━━━━━ Supplied passage
Of course, I know this is a tall order, partly because there’s hardly any conversation nationally about how to make that transition at all. But it could be awfully important.

Groups like Green for All, which is working to connect urban residents with jobs in the green building economy, have part of the answer. Others who are working on urban food production and helping low-income homeowners improve the energy-efficiency of their homes are also in the ballpark. But more ambitious discussions of low-energy, sustainable urban communities, like the work of the Rhizome Collective, still tend to be pretty culturally distant from most low-income, people of color communities, even though their work (which includes things like brownfield remediation) is more relevant to those communities than much of the more wilderness-oriented environmental movement.

What would it take to bridge that gap? How do we turn our attention to the future when today needs all the attention we can give it? Your thoughts?

Miriam Axel-Lute is CEO/editor-in-chief of Shelterforce. She lives in Albany, New York, and is a proud small-city aficionado.

2 COMMENTS

  1. I’ve been wondering how long it’s going to take before someone gets the idea to convert foreclosed suburban and exurban McMansions into small apartments or boarding houses a la NYC brownstones mid-20th century.

  2. As market forces dictate a move away from the “crude” mentality, including oil costs related to construction and shipping, most planning experts in the field agree that moving back to urban centers, or redeveloping smaller town centers, is the most sustainable move for the long-term. While I think Axel-Lute is trying to say the poor people will get screwed because they will be displaced by reverse White Flight, I’m not sure about the notion that people with the oil will have the power. The whole idea in this changing economy is that as new energy technologies blossom, they will be used to mitigate the effects caused by peak oil. While the advent and mainstreaming of those technologies will surely have the current oil barons suddenly donning their green collars, the leaders in these fields are some of the most progressive visionaries, stemming back to the environmental movement (when most folks didn’t care about gas consumption because it was cheap). As such, it’s a good bet that you’ll see far better planning this time around — planning that not only includes cheaper, more efficient, more sustainable resources, but inclusionary policies that won’t necessarily displace the poor, turning today’s so-called McMansions into tenements. Fusing progressive thought into policy is not the norm, of course, and we need to continue to aggressively lobby for inclusionary affordable housing, and affordable green housing as urban centers become more viable alternatives for people who are no longer solvent in today’s oil-based world.
━━━━━━━━━━
━━━━━ Raw records
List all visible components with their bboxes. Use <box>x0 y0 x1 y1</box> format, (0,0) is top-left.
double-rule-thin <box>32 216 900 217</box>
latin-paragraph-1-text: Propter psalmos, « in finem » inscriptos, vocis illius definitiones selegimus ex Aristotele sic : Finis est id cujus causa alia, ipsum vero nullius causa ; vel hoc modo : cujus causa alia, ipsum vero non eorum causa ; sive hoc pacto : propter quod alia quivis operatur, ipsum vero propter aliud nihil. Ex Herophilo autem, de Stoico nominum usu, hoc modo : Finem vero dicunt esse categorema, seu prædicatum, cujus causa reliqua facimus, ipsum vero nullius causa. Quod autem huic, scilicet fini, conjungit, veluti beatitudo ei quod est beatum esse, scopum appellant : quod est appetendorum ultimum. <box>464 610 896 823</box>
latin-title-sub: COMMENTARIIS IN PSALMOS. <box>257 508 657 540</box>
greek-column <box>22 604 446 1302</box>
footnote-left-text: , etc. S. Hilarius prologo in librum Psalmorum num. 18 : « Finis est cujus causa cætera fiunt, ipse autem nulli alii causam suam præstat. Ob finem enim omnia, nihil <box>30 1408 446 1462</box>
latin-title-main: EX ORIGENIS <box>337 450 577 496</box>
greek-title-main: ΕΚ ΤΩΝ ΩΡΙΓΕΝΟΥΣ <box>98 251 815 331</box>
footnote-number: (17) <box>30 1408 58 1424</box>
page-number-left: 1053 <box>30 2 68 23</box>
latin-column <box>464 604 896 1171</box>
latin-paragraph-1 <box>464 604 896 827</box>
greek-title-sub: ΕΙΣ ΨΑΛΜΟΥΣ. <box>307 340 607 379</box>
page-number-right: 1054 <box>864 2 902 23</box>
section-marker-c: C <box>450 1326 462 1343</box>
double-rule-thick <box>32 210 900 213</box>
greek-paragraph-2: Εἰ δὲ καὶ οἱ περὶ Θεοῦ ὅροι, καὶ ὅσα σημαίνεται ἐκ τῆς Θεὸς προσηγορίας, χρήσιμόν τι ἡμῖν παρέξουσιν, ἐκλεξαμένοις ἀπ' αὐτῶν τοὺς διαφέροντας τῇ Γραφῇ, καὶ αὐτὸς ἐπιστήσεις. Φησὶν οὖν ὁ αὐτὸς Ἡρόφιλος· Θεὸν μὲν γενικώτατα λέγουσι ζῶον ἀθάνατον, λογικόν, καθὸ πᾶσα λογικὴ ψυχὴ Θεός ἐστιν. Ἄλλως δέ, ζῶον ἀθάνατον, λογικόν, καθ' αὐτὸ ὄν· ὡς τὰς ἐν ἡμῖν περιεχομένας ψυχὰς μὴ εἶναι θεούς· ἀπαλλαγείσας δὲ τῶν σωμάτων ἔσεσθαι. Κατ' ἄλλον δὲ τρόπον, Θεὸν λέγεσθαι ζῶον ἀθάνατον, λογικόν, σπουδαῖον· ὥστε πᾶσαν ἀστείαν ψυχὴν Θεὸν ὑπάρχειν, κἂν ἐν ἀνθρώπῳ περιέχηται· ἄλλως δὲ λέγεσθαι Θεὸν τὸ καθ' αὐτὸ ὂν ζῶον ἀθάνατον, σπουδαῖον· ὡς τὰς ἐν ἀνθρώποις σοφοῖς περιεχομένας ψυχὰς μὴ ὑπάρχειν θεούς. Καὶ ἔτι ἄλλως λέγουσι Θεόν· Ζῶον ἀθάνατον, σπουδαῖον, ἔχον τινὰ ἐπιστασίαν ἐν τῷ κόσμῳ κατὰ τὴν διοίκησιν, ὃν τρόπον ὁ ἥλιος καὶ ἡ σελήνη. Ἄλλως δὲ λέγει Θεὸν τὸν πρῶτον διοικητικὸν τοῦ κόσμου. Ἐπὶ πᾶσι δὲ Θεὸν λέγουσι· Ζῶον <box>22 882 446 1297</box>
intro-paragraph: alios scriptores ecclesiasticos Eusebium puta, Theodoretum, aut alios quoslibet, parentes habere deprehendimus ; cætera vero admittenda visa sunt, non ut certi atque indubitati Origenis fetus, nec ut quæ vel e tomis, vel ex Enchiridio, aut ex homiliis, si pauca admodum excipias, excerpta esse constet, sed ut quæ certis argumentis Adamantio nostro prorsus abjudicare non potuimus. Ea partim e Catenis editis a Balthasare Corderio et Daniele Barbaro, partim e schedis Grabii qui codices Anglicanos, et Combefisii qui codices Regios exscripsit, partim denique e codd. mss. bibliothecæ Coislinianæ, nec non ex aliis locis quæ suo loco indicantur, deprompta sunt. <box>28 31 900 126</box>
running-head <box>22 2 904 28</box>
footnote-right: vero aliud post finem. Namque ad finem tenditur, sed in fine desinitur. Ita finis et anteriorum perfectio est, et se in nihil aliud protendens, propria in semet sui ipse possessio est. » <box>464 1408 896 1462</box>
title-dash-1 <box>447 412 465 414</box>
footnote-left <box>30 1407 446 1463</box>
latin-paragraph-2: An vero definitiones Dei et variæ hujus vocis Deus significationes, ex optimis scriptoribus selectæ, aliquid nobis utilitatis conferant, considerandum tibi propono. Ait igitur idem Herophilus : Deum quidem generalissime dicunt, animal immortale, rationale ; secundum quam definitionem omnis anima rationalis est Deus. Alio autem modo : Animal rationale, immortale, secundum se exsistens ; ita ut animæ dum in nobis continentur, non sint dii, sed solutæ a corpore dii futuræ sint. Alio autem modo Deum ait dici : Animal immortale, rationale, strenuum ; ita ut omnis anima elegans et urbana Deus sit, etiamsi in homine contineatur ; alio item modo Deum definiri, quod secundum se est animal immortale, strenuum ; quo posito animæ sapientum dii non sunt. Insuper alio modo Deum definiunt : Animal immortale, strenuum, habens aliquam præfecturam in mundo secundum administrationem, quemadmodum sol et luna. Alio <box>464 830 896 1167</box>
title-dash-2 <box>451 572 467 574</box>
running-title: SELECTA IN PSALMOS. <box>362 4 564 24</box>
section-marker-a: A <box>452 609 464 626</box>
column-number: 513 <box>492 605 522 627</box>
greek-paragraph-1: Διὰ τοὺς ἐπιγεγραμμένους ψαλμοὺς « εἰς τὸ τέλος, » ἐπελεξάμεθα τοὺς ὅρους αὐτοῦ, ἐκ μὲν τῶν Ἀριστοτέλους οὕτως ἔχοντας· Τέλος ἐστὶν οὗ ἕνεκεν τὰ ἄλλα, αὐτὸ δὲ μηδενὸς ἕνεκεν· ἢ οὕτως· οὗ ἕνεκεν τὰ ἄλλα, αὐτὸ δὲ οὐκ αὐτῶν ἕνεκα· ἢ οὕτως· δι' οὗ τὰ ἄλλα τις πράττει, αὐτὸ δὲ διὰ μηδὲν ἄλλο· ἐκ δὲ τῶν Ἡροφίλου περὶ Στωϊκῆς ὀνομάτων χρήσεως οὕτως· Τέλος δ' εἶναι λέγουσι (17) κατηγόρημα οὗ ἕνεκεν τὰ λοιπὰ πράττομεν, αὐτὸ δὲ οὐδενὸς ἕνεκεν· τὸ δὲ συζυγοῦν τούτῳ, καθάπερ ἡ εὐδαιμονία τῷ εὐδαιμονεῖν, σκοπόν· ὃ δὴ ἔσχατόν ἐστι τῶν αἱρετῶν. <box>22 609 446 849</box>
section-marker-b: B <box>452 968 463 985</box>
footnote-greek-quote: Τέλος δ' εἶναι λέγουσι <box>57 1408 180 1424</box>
━━━━━━━━━━
> [Set tasks]:
1 > Echo the post on sustainable urban communities word for word, beginning at the words "1. I’ve been" and stopping after "brownstones mid-20th century.".
2 > In the post on sustainable urban communities, what is Green for All working to do?

> [Answers given]:
1 >
1. I’ve been wondering how long it’s going to take before someone gets the idea to convert foreclosed suburban and exurban McMansions into small apartments or boarding houses a la NYC brownstones mid-20th century.

2 > Connect urban residents with jobs in the green building economy.